#### [Task statement]
Output each entry verbatim and exclude every picture from it.
============================================================
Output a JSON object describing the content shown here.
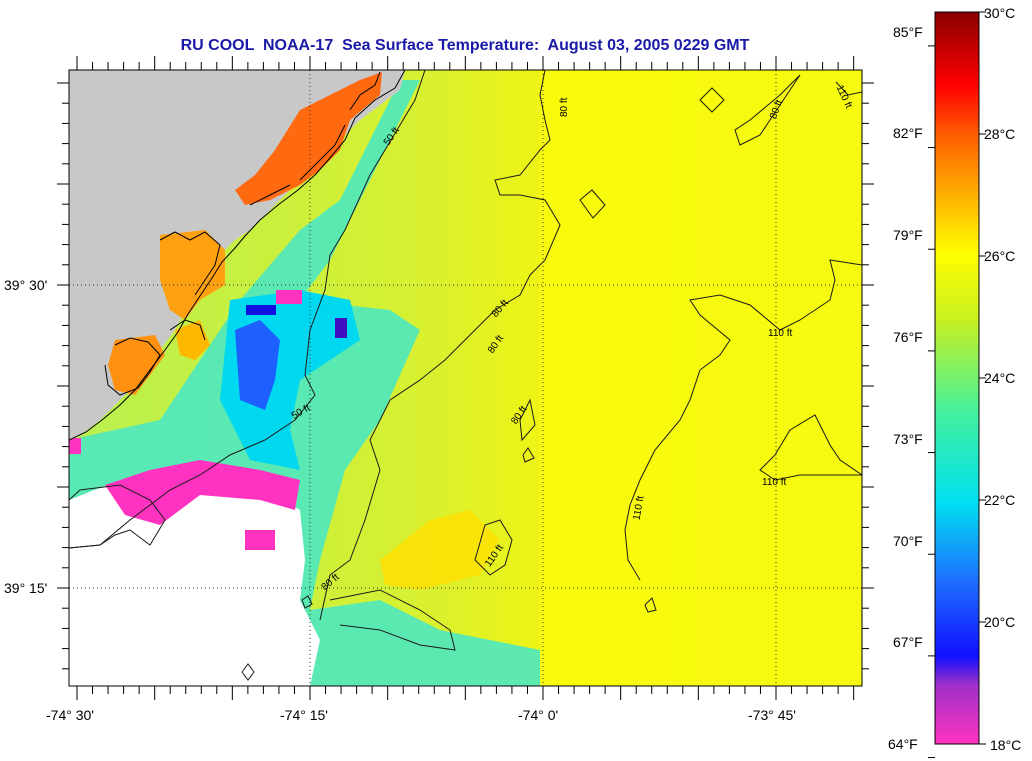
{
  "title": "RU COOL  NOAA-17  Sea Surface Temperature:  August 03, 2005 0229 GMT",
  "map": {
    "lon_ticks": [
      "-74° 30'",
      "-74° 15'",
      "-74° 0'",
      "-73° 45'"
    ],
    "lat_ticks": [
      "39° 30'",
      "39° 15'"
    ],
    "contour_labels": [
      "50 ft",
      "50 ft",
      "80 ft",
      "80 ft",
      "80 ft",
      "80 ft",
      "80 ft",
      "80 ft",
      "110 ft",
      "110 ft",
      "110 ft",
      "110 ft",
      "110 ft"
    ],
    "colors": {
      "land": "#c8c8c8",
      "no_data": "#ffffff",
      "contour": "#000000"
    }
  },
  "colorbar": {
    "fahrenheit_labels": [
      "85°F",
      "82°F",
      "79°F",
      "76°F",
      "73°F",
      "70°F",
      "67°F",
      "64°F"
    ],
    "celsius_labels": [
      "30°C",
      "28°C",
      "26°C",
      "24°C",
      "22°C",
      "20°C",
      "18°C"
    ],
    "range_celsius": [
      18,
      30
    ],
    "range_fahrenheit": [
      64,
      86
    ]
  }
}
============================================================
#### [Output of the task]
Output a JSON object describing the content shown here.
{
  "title": "RU COOL  NOAA-17  Sea Surface Temperature:  August 03, 2005 0229 GMT",
  "map": {
    "lon_ticks": [
      "-74° 30'",
      "-74° 15'",
      "-74° 0'",
      "-73° 45'"
    ],
    "lat_ticks": [
      "39° 30'",
      "39° 15'"
    ],
    "contour_labels": [
      "50 ft",
      "50 ft",
      "80 ft",
      "80 ft",
      "80 ft",
      "80 ft",
      "80 ft",
      "80 ft",
      "110 ft",
      "110 ft",
      "110 ft",
      "110 ft",
      "110 ft"
    ],
    "colors": {
      "land": "#c8c8c8",
      "no_data": "#ffffff",
      "contour": "#000000"
    }
  },
  "colorbar": {
    "fahrenheit_labels": [
      "85°F",
      "82°F",
      "79°F",
      "76°F",
      "73°F",
      "70°F",
      "67°F",
      "64°F"
    ],
    "celsius_labels": [
      "30°C",
      "28°C",
      "26°C",
      "24°C",
      "22°C",
      "20°C",
      "18°C"
    ],
    "range_celsius": [
      18,
      30
    ],
    "range_fahrenheit": [
      64,
      86
    ]
  }
}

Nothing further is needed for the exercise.